_Reading text_.

···

NK cell activity and cytokines were measured at weeks 0, 4, and 8. PBMCs were isolated by density gradient separation, resuspended in phosphate-buffered saline, and determined using trypan blue solution. NK cell activity was calculated from the results of nonradioactive cytotoxicity assay kits (Promega Inc., Madison, WI, USA). Effector cells (PBMCs) were seeded in 96-well plates, with 50 µL of target cells (2×105/mL, K562 cells, Korean Cell Line Bank, Seoul, Korea), and incubated for 4 hours at 37℃. The ratio of effector:target cells was 100:1, and each assay was performed in triplicate. The cytotoxic activity of cells was determined using an iMark TM microplate reader (Bio-Rad Laboratories, Inc., Hercules, CA, USA) at 490 nm. Cytotoxicity was calculated using the following formula:
Cytotoxicity (%) = [(experimental-effector spontaneous-target spontaneous)/(target maximum-target spontaneous)]×100. |
The serum levels of cytokines, including IFN-γ, IL-2, IL-4, IL-6, IL-10, IL-12 and tumor necrosis factor (TNF)-α were measured using the Luminex system (Bio-Plex 200, Bio-Rad, Korea) on multi-analyte panels with a Bio-Plex cytokine assay kit (Bio-Rad Laboratories, Inc., Hercules, CA, USA) according to the manufacturer's protocol. Data analysis was performed with Bio-plex Manager 6.1 software (Bio-Rad Laboratories, Inc., Hercules, CA, USA). Serum immunoglobulin G (IgG) was measured using a turbidimetry immunoassay system (Cobas C501, Roche, Japan) with an IGG-2 immunoassay kit (Roche Diagnostics GmbH, Mannheim, Germany), and the degree of the turbidity caused by the aggregate was determined measuring absorbance at 340 nm.
Safety assessment
General blood parameters, blood pressure, pulse rate and body temperature were measured during each study visit, and adverse events and drug usage were also recorded during the study. Hematology lab tests, including red blood cell (RBC) count, WBC count, hemoglobin, hematocrit, platelet and differential leukocyte count, were determined by a Coulter STKS hemocytometer (Beckman Coulter Inc., Fullerton, CA, USA). Serum were analyzed with a Hitachi 7150 automated analyzer (Hitachi Ltd., Tokyo, Japan) for blood chemistry assays, and urine were examined with a Clinitek Atlas automated urine chemistry analyzer (Siemens Healthcare Diagnostics, NY, USA). Blood pressure and pulse rate were measured by an Omron HEM-7051 device (Omron healthcare, Kyoto, Japan), and body temperature was measured using an infrared thermometer (Thermoscan IRT-4020, Braun Corporation, Kronberg, Germany).
Randomization
Participants were randomly assigned to an experimental group to receive either β-glucan or the placebo using a computer-generated randomization program. The sequentially numbered packs with either β-glucan or placebo were randomly assigned to participants at their first visit. The identity codes concealed in sequentially numbered envelopes were managed by the study investigators, and monitored by clinical research associates (Neonutra Corporation, Seoul, Korea). All study investigators and participants remained blinded to the identity codes during the study.
Statistical analysis
The primary outcome of this study was the changes in NK cell activity between the β-glucan and placebo groups after 8 weeks. The power calculation was based on the results of previous studies [10]. In order to achieve a statistical power of 80% (P < 0.05, two-tailed test), the required sample size was calculated to be 32 in each group. The final required sample size was calculated to be 40 in each group, allowing for the predicted drop-out rate of 20% during the study [19,20].

···

_Excerpted records_.

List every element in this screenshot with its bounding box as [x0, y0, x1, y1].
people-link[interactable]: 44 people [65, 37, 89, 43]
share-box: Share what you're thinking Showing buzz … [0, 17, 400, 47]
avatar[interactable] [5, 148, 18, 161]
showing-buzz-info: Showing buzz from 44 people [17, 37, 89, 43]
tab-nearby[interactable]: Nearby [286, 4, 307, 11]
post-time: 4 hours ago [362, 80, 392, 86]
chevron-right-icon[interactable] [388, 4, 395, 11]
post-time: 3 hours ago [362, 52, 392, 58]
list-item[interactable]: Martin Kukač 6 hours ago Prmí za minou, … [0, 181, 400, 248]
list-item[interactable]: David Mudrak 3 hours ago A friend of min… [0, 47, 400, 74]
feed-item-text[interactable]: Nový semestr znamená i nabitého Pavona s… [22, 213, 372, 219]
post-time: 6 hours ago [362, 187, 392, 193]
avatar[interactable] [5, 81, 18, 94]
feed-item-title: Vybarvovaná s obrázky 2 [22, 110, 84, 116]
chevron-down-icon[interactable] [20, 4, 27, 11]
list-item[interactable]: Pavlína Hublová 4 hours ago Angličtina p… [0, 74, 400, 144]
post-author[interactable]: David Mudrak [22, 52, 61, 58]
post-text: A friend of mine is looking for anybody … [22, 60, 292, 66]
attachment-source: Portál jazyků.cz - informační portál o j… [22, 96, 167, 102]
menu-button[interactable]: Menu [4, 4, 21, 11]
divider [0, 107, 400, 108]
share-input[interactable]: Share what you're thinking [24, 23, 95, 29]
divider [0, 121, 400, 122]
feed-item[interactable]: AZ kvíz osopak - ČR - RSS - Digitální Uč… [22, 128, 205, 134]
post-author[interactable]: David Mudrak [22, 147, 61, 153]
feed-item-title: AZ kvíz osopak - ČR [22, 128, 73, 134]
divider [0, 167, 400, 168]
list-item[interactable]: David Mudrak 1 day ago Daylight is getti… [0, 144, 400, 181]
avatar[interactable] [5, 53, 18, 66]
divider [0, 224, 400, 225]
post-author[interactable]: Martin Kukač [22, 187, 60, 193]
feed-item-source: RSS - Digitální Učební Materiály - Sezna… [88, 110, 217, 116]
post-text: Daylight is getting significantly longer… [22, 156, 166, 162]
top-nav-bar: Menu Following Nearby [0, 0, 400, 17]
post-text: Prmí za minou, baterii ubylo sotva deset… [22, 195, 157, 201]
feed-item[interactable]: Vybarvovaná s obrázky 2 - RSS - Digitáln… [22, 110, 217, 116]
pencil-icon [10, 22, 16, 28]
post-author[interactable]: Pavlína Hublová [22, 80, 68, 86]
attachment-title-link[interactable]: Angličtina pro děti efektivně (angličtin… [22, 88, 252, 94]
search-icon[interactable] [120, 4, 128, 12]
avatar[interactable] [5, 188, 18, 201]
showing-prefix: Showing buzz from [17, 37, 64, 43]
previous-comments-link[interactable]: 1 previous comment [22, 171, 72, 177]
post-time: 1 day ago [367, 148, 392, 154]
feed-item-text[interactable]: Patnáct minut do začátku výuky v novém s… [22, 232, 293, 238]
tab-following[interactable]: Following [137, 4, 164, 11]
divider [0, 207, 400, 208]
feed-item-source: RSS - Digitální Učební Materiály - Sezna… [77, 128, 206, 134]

···

_Questions on the material_.
a) From the β-glucan study methods text, print word for word the part starting at "Statistical analysis" and ending at "the study [19,20].".
b) Turn the paragraph in the β-glucan study methods text that begins "Participants were randomly assigned" into a short list that keeps its main facts.

_Written responses_.
a)
Statistical analysis
The primary outcome of this study was the changes in NK cell activity between the β-glucan and placebo groups after 8 weeks. The power calculation was based on the results of previous studies [10]. In order to achieve a statistical power of 80% (P < 0.05, two-tailed test), the required sample size was calculated to be 32 in each group. The final required sample size was calculated to be 40 in each group, allowing for the predicted drop-out rate of 20% during the study [19,20].

b)
- Participants were randomly assigned by a computer-generated program to receive either β-glucan or placebo.
- Sequentially numbered packs of β-glucan or placebo were assigned at the first visit.
- Identity codes were concealed in sequentially numbered envelopes, managed by the study investigators and monitored by clinical research associates (Neonutra Corporation, Seoul, Korea).
- Investigators and participants stayed blinded to the codes throughout the study.